EXERCISE DIRECTIONS | The entries that follow should be written out exactly.

[DATA TO USE — start]

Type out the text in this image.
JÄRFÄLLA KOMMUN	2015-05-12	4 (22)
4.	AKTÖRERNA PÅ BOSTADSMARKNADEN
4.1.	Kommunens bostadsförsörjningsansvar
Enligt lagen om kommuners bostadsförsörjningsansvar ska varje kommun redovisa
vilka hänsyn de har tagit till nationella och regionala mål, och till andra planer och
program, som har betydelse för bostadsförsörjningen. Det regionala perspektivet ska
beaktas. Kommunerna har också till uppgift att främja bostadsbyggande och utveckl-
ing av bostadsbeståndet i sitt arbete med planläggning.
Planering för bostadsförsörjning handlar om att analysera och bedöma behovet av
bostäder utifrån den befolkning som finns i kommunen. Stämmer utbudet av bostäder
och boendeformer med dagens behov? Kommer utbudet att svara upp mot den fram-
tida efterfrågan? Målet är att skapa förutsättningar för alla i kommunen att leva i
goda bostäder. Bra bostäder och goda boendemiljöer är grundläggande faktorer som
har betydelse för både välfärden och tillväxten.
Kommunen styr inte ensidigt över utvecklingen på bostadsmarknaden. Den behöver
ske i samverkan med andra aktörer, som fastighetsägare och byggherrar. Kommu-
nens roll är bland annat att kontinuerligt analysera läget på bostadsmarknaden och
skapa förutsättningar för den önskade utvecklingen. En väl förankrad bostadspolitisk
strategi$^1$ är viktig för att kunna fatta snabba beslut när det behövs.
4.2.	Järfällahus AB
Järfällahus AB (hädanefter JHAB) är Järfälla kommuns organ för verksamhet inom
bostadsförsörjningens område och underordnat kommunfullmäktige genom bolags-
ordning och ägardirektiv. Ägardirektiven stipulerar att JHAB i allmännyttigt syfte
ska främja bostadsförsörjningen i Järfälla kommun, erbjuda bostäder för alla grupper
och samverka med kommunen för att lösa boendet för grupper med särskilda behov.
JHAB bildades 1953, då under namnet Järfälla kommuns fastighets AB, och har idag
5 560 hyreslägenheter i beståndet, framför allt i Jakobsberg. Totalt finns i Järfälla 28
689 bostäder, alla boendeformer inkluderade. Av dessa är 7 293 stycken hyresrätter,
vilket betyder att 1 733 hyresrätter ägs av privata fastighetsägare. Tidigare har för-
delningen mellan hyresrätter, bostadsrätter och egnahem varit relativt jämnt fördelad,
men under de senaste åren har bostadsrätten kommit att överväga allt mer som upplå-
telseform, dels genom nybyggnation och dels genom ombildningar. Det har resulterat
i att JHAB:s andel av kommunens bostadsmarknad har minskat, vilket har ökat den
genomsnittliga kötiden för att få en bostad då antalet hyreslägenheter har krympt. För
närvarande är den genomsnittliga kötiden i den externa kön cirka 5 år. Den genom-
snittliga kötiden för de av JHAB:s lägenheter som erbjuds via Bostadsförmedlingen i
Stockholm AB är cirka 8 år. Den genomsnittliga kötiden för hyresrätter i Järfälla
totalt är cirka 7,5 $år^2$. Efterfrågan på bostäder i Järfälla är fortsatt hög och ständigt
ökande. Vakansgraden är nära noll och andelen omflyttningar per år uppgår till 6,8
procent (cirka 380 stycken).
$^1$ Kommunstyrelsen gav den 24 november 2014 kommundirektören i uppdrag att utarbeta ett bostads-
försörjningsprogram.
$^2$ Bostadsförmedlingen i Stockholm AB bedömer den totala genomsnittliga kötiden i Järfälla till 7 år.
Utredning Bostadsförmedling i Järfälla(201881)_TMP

[DATA TO USE — finish]

RESPONSE AREA |
Type out the text in this image.
JÄRFÄLLA KOMMUN	2015-05-12	4 (22)
4.	AKTÖRERNA PÅ BOSTADSMARKNADEN
4.1.	Kommunens bostadsförsörjningsansvar
Enligt lagen om kommuners bostadsförsörjningsansvar ska varje kommun redovisa
vilka hänsyn de har tagit till nationella och regionala mål, och till andra planer och
program, som har betydelse för bostadsförsörjningen. Det regionala perspektivet ska
beaktas. Kommunerna har också till uppgift att främja bostadsbyggande och utveckl-
ing av bostadsbeståndet i sitt arbete med planläggning.
Planering för bostadsförsörjning handlar om att analysera och bedöma behovet av
bostäder utifrån den befolkning som finns i kommunen. Stämmer utbudet av bostäder
och boendeformer med dagens behov? Kommer utbudet att svara upp mot den fram-
tida efterfrågan? Målet är att skapa förutsättningar för alla i kommunen att leva i
goda bostäder. Bra bostäder och goda boendemiljöer är grundläggande faktorer som
har betydelse för både välfärden och tillväxten.
Kommunen styr inte ensidigt över utvecklingen på bostadsmarknaden. Den behöver
ske i samverkan med andra aktörer, som fastighetsägare och byggherrar. Kommu-
nens roll är bland annat att kontinuerligt analysera läget på bostadsmarknaden och
skapa förutsättningar för den önskade utvecklingen. En väl förankrad bostadspolitisk
strategi$^1$ är viktig för att kunna fatta snabba beslut när det behövs.
4.2.	Järfällahus AB
Järfällahus AB (hädanefter JHAB) är Järfälla kommuns organ för verksamhet inom
bostadsförsörjningens område och underordnat kommunfullmäktige genom bolags-
ordning och ägardirektiv. Ägardirektiven stipulerar att JHAB i allmännyttigt syfte
ska främja bostadsförsörjningen i Järfälla kommun, erbjuda bostäder för alla grupper
och samverka med kommunen för att lösa boendet för grupper med särskilda behov.
JHAB bildades 1953, då under namnet Järfälla kommuns fastighets AB, och har idag
5 560 hyreslägenheter i beståndet, framför allt i Jakobsberg. Totalt finns i Järfälla 28
689 bostäder, alla boendeformer inkluderade. Av dessa är 7 293 stycken hyresrätter,
vilket betyder att 1 733 hyresrätter ägs av privata fastighetsägare. Tidigare har för-
delningen mellan hyresrätter, bostadsrätter och egnahem varit relativt jämnt fördelad,
men under de senaste åren har bostadsrätten kommit att överväga allt mer som upplå-
telseform, dels genom nybyggnation och dels genom ombildningar. Det har resulterat
i att JHAB:s andel av kommunens bostadsmarknad har minskat, vilket har ökat den
genomsnittliga kötiden för att få en bostad då antalet hyreslägenheter har krympt. För
närvarande är den genomsnittliga kötiden i den externa kön cirka 5 år. Den genom-
snittliga kötiden för de av JHAB:s lägenheter som erbjuds via Bostadsförmedlingen i
Stockholm AB är cirka 8 år. Den genomsnittliga kötiden för hyresrätter i Järfälla
totalt är cirka 7,5 $år^2$. Efterfrågan på bostäder i Järfälla är fortsatt hög och ständigt
ökande. Vakansgraden är nära noll och andelen omflyttningar per år uppgår till 6,8
procent (cirka 380 stycken).
$^1$ Kommunstyrelsen gav den 24 november 2014 kommundirektören i uppdrag att utarbeta ett bostads-
försörjningsprogram.
$^2$ Bostadsförmedlingen i Stockholm AB bedömer den totala genomsnittliga kötiden i Järfälla till 7 år.
Utredning Bostadsförmedling i Järfälla(201881)_TMP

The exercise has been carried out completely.